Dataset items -
----
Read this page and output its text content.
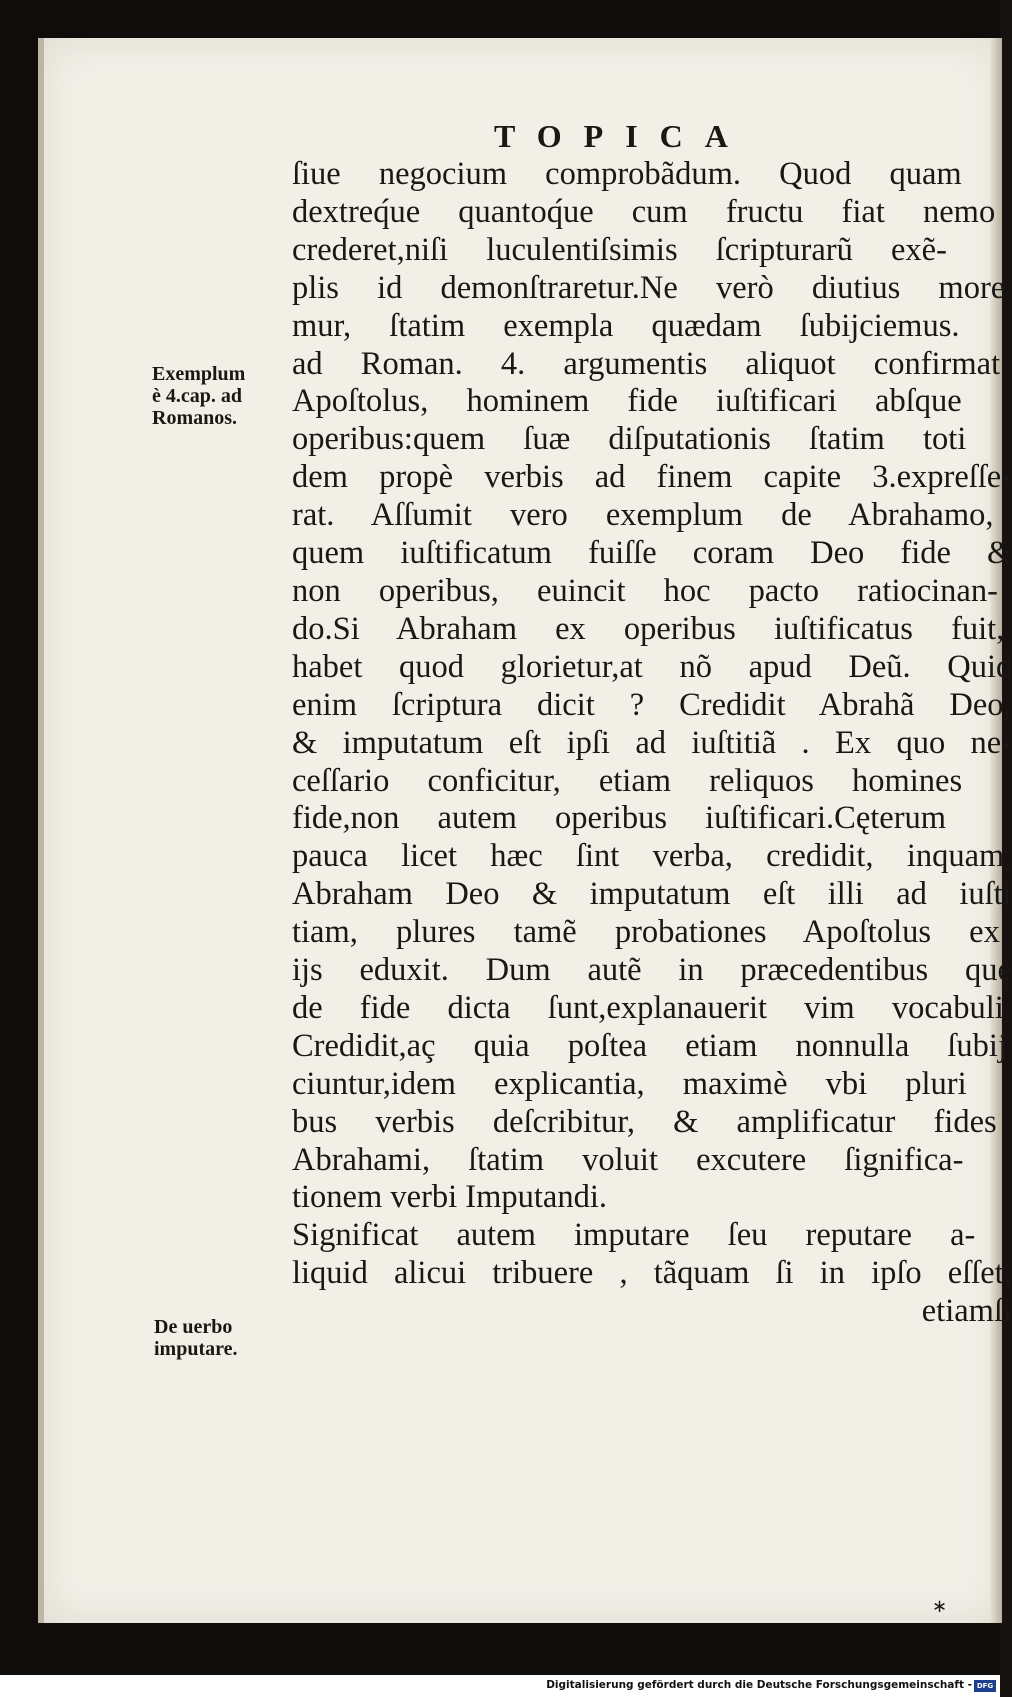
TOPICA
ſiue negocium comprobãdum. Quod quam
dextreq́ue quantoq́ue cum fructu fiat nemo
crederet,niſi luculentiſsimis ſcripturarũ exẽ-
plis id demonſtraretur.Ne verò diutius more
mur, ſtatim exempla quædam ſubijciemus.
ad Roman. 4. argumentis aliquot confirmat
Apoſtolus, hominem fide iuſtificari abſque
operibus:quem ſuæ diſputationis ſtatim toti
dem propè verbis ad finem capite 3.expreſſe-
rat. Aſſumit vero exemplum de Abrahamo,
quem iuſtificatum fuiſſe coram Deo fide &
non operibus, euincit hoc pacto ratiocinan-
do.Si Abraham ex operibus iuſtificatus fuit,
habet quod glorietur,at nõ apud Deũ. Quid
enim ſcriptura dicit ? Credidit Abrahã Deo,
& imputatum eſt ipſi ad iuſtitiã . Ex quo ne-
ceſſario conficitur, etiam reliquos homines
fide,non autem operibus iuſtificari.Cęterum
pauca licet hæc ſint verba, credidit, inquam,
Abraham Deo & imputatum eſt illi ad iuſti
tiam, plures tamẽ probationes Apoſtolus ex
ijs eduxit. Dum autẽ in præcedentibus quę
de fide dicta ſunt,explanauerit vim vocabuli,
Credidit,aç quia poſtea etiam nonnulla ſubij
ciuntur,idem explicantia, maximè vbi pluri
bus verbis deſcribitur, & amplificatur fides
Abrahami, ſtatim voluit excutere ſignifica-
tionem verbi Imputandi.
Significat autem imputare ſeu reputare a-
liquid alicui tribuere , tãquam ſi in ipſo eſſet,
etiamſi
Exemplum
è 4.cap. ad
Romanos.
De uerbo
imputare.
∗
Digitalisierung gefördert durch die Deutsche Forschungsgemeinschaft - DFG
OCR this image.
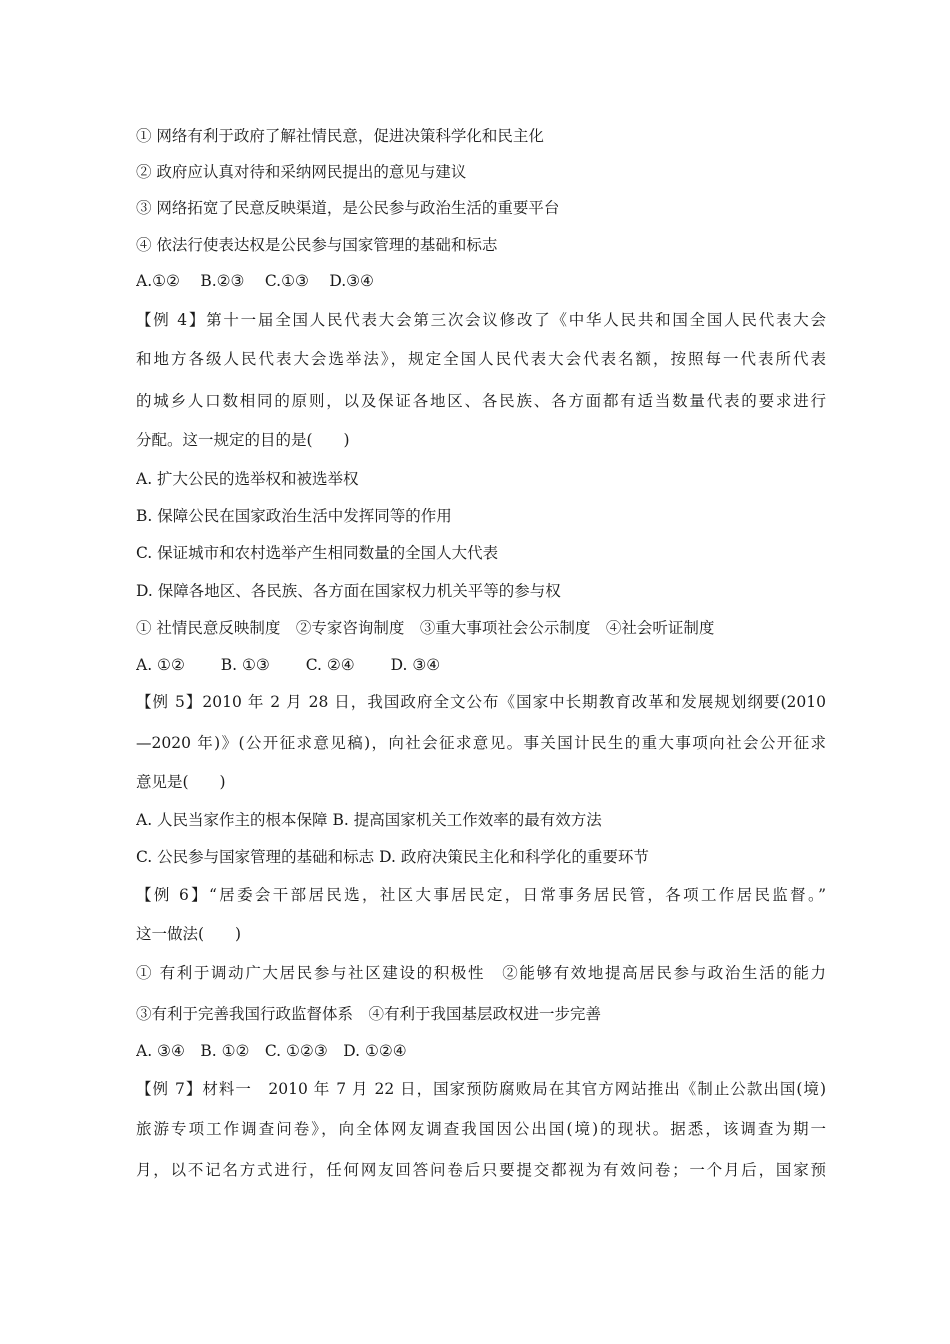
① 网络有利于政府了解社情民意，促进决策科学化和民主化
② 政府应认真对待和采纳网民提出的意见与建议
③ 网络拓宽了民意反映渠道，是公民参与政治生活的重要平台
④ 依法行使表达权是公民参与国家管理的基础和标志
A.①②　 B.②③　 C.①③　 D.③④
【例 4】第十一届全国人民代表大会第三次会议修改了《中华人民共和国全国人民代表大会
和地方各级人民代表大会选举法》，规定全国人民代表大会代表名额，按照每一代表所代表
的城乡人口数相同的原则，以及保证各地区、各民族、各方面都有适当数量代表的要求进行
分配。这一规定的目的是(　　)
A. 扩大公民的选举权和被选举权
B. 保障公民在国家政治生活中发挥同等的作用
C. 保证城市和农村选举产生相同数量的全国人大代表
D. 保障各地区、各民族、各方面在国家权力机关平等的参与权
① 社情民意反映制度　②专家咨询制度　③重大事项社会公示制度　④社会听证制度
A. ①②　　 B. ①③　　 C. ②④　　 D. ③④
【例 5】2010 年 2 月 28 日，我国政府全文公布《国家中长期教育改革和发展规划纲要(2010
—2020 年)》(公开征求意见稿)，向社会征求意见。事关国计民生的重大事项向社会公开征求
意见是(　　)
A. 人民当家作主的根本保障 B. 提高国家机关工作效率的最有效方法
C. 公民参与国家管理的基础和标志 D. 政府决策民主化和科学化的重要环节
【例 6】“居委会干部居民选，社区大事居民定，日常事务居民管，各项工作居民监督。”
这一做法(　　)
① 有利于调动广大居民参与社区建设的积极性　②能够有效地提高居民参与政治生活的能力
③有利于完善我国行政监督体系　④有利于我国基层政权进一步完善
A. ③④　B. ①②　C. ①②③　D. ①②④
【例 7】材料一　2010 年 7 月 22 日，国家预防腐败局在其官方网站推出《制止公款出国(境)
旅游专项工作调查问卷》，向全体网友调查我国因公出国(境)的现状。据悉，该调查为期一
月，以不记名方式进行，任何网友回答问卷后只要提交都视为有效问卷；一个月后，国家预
----
Aim of the task - Please transcribe the material above exactly as written. Leave the pictures out.

Solution to this problem -
Read this page and output its text content.
TOPICA
ſiue negocium comprobãdum. Quod quam
dextreq́ue quantoq́ue cum fructu fiat nemo
crederet,niſi luculentiſsimis ſcripturarũ exẽ-
plis id demonſtraretur.Ne verò diutius more
mur, ſtatim exempla quædam ſubijciemus.
ad Roman. 4. argumentis aliquot confirmat
Apoſtolus, hominem fide iuſtificari abſque
operibus:quem ſuæ diſputationis ſtatim toti
dem propè verbis ad finem capite 3.expreſſe-
rat. Aſſumit vero exemplum de Abrahamo,
quem iuſtificatum fuiſſe coram Deo fide &
non operibus, euincit hoc pacto ratiocinan-
do.Si Abraham ex operibus iuſtificatus fuit,
habet quod glorietur,at nõ apud Deũ. Quid
enim ſcriptura dicit ? Credidit Abrahã Deo,
& imputatum eſt ipſi ad iuſtitiã . Ex quo ne-
ceſſario conficitur, etiam reliquos homines
fide,non autem operibus iuſtificari.Cęterum
pauca licet hæc ſint verba, credidit, inquam,
Abraham Deo & imputatum eſt illi ad iuſti
tiam, plures tamẽ probationes Apoſtolus ex
ijs eduxit. Dum autẽ in præcedentibus quę
de fide dicta ſunt,explanauerit vim vocabuli,
Credidit,aç quia poſtea etiam nonnulla ſubij
ciuntur,idem explicantia, maximè vbi pluri
bus verbis deſcribitur, & amplificatur fides
Abrahami, ſtatim voluit excutere ſignifica-
tionem verbi Imputandi.
Significat autem imputare ſeu reputare a-
liquid alicui tribuere , tãquam ſi in ipſo eſſet,
etiamſi
Exemplum
è 4.cap. ad
Romanos.
De uerbo
imputare.
∗
Digitalisierung gefördert durch die Deutsche Forschungsgemeinschaft - DFG
OCR this image.
① 网络有利于政府了解社情民意，促进决策科学化和民主化
② 政府应认真对待和采纳网民提出的意见与建议
③ 网络拓宽了民意反映渠道，是公民参与政治生活的重要平台
④ 依法行使表达权是公民参与国家管理的基础和标志
A.①②　 B.②③　 C.①③　 D.③④
【例 4】第十一届全国人民代表大会第三次会议修改了《中华人民共和国全国人民代表大会
和地方各级人民代表大会选举法》，规定全国人民代表大会代表名额，按照每一代表所代表
的城乡人口数相同的原则，以及保证各地区、各民族、各方面都有适当数量代表的要求进行
分配。这一规定的目的是(　　)
A. 扩大公民的选举权和被选举权
B. 保障公民在国家政治生活中发挥同等的作用
C. 保证城市和农村选举产生相同数量的全国人大代表
D. 保障各地区、各民族、各方面在国家权力机关平等的参与权
① 社情民意反映制度　②专家咨询制度　③重大事项社会公示制度　④社会听证制度
A. ①②　　 B. ①③　　 C. ②④　　 D. ③④
【例 5】2010 年 2 月 28 日，我国政府全文公布《国家中长期教育改革和发展规划纲要(2010
—2020 年)》(公开征求意见稿)，向社会征求意见。事关国计民生的重大事项向社会公开征求
意见是(　　)
A. 人民当家作主的根本保障 B. 提高国家机关工作效率的最有效方法
C. 公民参与国家管理的基础和标志 D. 政府决策民主化和科学化的重要环节
【例 6】“居委会干部居民选，社区大事居民定，日常事务居民管，各项工作居民监督。”
这一做法(　　)
① 有利于调动广大居民参与社区建设的积极性　②能够有效地提高居民参与政治生活的能力
③有利于完善我国行政监督体系　④有利于我国基层政权进一步完善
A. ③④　B. ①②　C. ①②③　D. ①②④
【例 7】材料一　2010 年 7 月 22 日，国家预防腐败局在其官方网站推出《制止公款出国(境)
旅游专项工作调查问卷》，向全体网友调查我国因公出国(境)的现状。据悉，该调查为期一
月，以不记名方式进行，任何网友回答问卷后只要提交都视为有效问卷；一个月后，国家预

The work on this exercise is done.